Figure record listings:
====
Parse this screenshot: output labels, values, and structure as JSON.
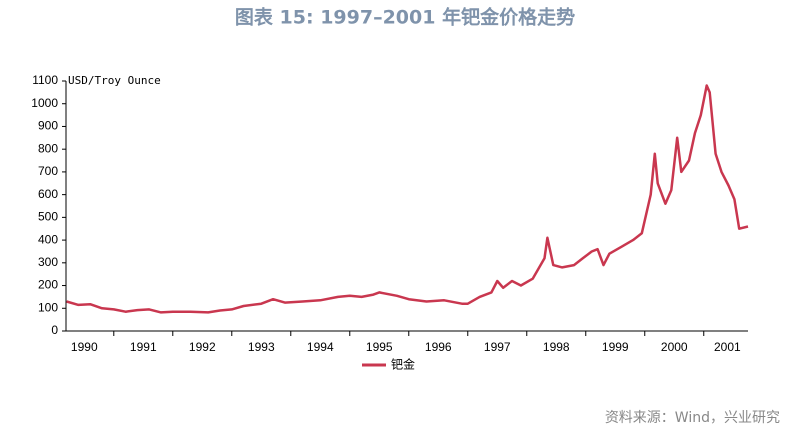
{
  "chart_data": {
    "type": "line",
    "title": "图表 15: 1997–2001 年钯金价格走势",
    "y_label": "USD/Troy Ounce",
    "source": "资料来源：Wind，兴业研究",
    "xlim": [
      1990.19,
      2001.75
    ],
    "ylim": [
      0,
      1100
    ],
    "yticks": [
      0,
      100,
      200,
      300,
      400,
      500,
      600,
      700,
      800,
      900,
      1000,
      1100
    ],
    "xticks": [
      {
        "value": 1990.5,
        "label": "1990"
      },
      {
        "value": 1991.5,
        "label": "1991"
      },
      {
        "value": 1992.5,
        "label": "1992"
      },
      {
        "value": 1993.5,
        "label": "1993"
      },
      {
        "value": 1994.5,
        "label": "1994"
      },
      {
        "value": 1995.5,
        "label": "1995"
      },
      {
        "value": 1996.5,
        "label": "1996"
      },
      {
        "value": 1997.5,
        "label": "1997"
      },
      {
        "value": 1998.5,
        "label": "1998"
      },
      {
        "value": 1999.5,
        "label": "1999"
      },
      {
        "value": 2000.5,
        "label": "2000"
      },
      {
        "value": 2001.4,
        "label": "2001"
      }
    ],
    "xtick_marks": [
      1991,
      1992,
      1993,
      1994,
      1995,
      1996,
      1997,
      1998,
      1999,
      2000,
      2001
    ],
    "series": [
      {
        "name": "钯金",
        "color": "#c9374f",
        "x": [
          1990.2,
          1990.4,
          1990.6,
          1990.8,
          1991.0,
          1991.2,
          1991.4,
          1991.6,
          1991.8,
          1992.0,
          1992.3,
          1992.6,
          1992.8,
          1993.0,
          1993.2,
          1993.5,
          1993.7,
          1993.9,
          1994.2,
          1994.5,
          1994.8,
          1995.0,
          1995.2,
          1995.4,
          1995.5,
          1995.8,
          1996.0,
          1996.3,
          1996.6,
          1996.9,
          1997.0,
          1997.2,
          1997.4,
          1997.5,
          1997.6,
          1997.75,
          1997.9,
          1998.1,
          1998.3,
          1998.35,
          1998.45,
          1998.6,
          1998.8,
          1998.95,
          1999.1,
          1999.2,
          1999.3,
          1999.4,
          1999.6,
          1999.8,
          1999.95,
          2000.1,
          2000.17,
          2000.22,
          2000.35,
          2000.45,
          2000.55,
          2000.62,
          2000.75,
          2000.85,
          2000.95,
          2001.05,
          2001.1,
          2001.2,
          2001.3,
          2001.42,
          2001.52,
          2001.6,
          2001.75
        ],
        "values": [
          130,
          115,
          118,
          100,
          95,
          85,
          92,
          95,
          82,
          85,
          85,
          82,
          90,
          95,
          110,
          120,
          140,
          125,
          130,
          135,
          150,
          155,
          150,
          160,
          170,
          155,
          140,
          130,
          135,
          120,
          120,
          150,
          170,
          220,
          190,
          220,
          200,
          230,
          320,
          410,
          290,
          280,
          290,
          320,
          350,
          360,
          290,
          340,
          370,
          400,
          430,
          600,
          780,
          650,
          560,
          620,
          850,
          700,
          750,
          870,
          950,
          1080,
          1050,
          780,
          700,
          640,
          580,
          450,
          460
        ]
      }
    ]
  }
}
====
Task goal
Output, exactly, all the records above; include no pictures.

Written solution
Parse this screenshot: output labels, values, and structure as JSON.
{
  "chart_data": {
    "type": "line",
    "title": "图表 15: 1997–2001 年钯金价格走势",
    "y_label": "USD/Troy Ounce",
    "source": "资料来源：Wind，兴业研究",
    "xlim": [
      1990.19,
      2001.75
    ],
    "ylim": [
      0,
      1100
    ],
    "yticks": [
      0,
      100,
      200,
      300,
      400,
      500,
      600,
      700,
      800,
      900,
      1000,
      1100
    ],
    "xticks": [
      {
        "value": 1990.5,
        "label": "1990"
      },
      {
        "value": 1991.5,
        "label": "1991"
      },
      {
        "value": 1992.5,
        "label": "1992"
      },
      {
        "value": 1993.5,
        "label": "1993"
      },
      {
        "value": 1994.5,
        "label": "1994"
      },
      {
        "value": 1995.5,
        "label": "1995"
      },
      {
        "value": 1996.5,
        "label": "1996"
      },
      {
        "value": 1997.5,
        "label": "1997"
      },
      {
        "value": 1998.5,
        "label": "1998"
      },
      {
        "value": 1999.5,
        "label": "1999"
      },
      {
        "value": 2000.5,
        "label": "2000"
      },
      {
        "value": 2001.4,
        "label": "2001"
      }
    ],
    "xtick_marks": [
      1991,
      1992,
      1993,
      1994,
      1995,
      1996,
      1997,
      1998,
      1999,
      2000,
      2001
    ],
    "series": [
      {
        "name": "钯金",
        "color": "#c9374f",
        "x": [
          1990.2,
          1990.4,
          1990.6,
          1990.8,
          1991.0,
          1991.2,
          1991.4,
          1991.6,
          1991.8,
          1992.0,
          1992.3,
          1992.6,
          1992.8,
          1993.0,
          1993.2,
          1993.5,
          1993.7,
          1993.9,
          1994.2,
          1994.5,
          1994.8,
          1995.0,
          1995.2,
          1995.4,
          1995.5,
          1995.8,
          1996.0,
          1996.3,
          1996.6,
          1996.9,
          1997.0,
          1997.2,
          1997.4,
          1997.5,
          1997.6,
          1997.75,
          1997.9,
          1998.1,
          1998.3,
          1998.35,
          1998.45,
          1998.6,
          1998.8,
          1998.95,
          1999.1,
          1999.2,
          1999.3,
          1999.4,
          1999.6,
          1999.8,
          1999.95,
          2000.1,
          2000.17,
          2000.22,
          2000.35,
          2000.45,
          2000.55,
          2000.62,
          2000.75,
          2000.85,
          2000.95,
          2001.05,
          2001.1,
          2001.2,
          2001.3,
          2001.42,
          2001.52,
          2001.6,
          2001.75
        ],
        "values": [
          130,
          115,
          118,
          100,
          95,
          85,
          92,
          95,
          82,
          85,
          85,
          82,
          90,
          95,
          110,
          120,
          140,
          125,
          130,
          135,
          150,
          155,
          150,
          160,
          170,
          155,
          140,
          130,
          135,
          120,
          120,
          150,
          170,
          220,
          190,
          220,
          200,
          230,
          320,
          410,
          290,
          280,
          290,
          320,
          350,
          360,
          290,
          340,
          370,
          400,
          430,
          600,
          780,
          650,
          560,
          620,
          850,
          700,
          750,
          870,
          950,
          1080,
          1050,
          780,
          700,
          640,
          580,
          450,
          460
        ]
      }
    ]
  }
}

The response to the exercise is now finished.